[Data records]
———
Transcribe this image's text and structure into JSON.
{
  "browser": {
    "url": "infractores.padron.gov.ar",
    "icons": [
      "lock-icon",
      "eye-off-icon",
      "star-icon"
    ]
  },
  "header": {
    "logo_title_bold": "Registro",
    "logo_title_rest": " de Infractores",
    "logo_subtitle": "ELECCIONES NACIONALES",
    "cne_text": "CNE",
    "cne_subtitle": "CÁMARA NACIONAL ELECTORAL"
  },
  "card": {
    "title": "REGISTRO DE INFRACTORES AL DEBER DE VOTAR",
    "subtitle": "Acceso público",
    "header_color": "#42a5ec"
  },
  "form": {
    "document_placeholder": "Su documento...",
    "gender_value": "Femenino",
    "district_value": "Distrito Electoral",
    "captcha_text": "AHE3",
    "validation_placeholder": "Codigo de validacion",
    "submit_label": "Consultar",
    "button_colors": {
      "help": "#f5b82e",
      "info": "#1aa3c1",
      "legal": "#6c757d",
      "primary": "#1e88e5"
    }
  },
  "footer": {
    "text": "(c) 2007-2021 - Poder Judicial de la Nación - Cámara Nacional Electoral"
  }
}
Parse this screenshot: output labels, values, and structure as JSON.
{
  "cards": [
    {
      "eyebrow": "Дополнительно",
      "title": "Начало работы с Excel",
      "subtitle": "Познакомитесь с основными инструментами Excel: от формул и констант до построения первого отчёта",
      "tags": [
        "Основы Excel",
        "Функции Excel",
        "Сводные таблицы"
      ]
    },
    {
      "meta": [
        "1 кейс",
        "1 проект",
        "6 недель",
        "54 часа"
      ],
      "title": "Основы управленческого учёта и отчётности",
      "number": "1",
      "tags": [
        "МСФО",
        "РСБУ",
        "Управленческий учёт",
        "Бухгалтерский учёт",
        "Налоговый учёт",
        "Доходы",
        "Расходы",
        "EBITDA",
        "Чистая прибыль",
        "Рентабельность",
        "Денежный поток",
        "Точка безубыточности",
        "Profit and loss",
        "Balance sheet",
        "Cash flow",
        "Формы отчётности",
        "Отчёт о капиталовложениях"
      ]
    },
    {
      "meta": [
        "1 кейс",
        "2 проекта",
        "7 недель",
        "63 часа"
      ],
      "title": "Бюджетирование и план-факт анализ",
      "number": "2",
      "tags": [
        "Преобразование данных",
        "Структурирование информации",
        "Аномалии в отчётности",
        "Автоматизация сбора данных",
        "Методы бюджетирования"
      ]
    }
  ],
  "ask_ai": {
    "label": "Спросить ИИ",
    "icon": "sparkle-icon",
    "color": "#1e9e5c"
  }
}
———
▸ **Exercise**:
Write out the material from the first line to the last, exactly.

▸ **Task solution**:
Transcribe this image's text and structure into JSON.
{
  "browser": {
    "url": "infractores.padron.gov.ar",
    "icons": [
      "lock-icon",
      "eye-off-icon",
      "star-icon"
    ]
  },
  "header": {
    "logo_title_bold": "Registro",
    "logo_title_rest": " de Infractores",
    "logo_subtitle": "ELECCIONES NACIONALES",
    "cne_text": "CNE",
    "cne_subtitle": "CÁMARA NACIONAL ELECTORAL"
  },
  "card": {
    "title": "REGISTRO DE INFRACTORES AL DEBER DE VOTAR",
    "subtitle": "Acceso público",
    "header_color": "#42a5ec"
  },
  "form": {
    "document_placeholder": "Su documento...",
    "gender_value": "Femenino",
    "district_value": "Distrito Electoral",
    "captcha_text": "AHE3",
    "validation_placeholder": "Codigo de validacion",
    "submit_label": "Consultar",
    "button_colors": {
      "help": "#f5b82e",
      "info": "#1aa3c1",
      "legal": "#6c757d",
      "primary": "#1e88e5"
    }
  },
  "footer": {
    "text": "(c) 2007-2021 - Poder Judicial de la Nación - Cámara Nacional Electoral"
  }
}
Parse this screenshot: output labels, values, and structure as JSON.
{
  "cards": [
    {
      "eyebrow": "Дополнительно",
      "title": "Начало работы с Excel",
      "subtitle": "Познакомитесь с основными инструментами Excel: от формул и констант до построения первого отчёта",
      "tags": [
        "Основы Excel",
        "Функции Excel",
        "Сводные таблицы"
      ]
    },
    {
      "meta": [
        "1 кейс",
        "1 проект",
        "6 недель",
        "54 часа"
      ],
      "title": "Основы управленческого учёта и отчётности",
      "number": "1",
      "tags": [
        "МСФО",
        "РСБУ",
        "Управленческий учёт",
        "Бухгалтерский учёт",
        "Налоговый учёт",
        "Доходы",
        "Расходы",
        "EBITDA",
        "Чистая прибыль",
        "Рентабельность",
        "Денежный поток",
        "Точка безубыточности",
        "Profit and loss",
        "Balance sheet",
        "Cash flow",
        "Формы отчётности",
        "Отчёт о капиталовложениях"
      ]
    },
    {
      "meta": [
        "1 кейс",
        "2 проекта",
        "7 недель",
        "63 часа"
      ],
      "title": "Бюджетирование и план-факт анализ",
      "number": "2",
      "tags": [
        "Преобразование данных",
        "Структурирование информации",
        "Аномалии в отчётности",
        "Автоматизация сбора данных",
        "Методы бюджетирования"
      ]
    }
  ],
  "ask_ai": {
    "label": "Спросить ИИ",
    "icon": "sparkle-icon",
    "color": "#1e9e5c"
  }
}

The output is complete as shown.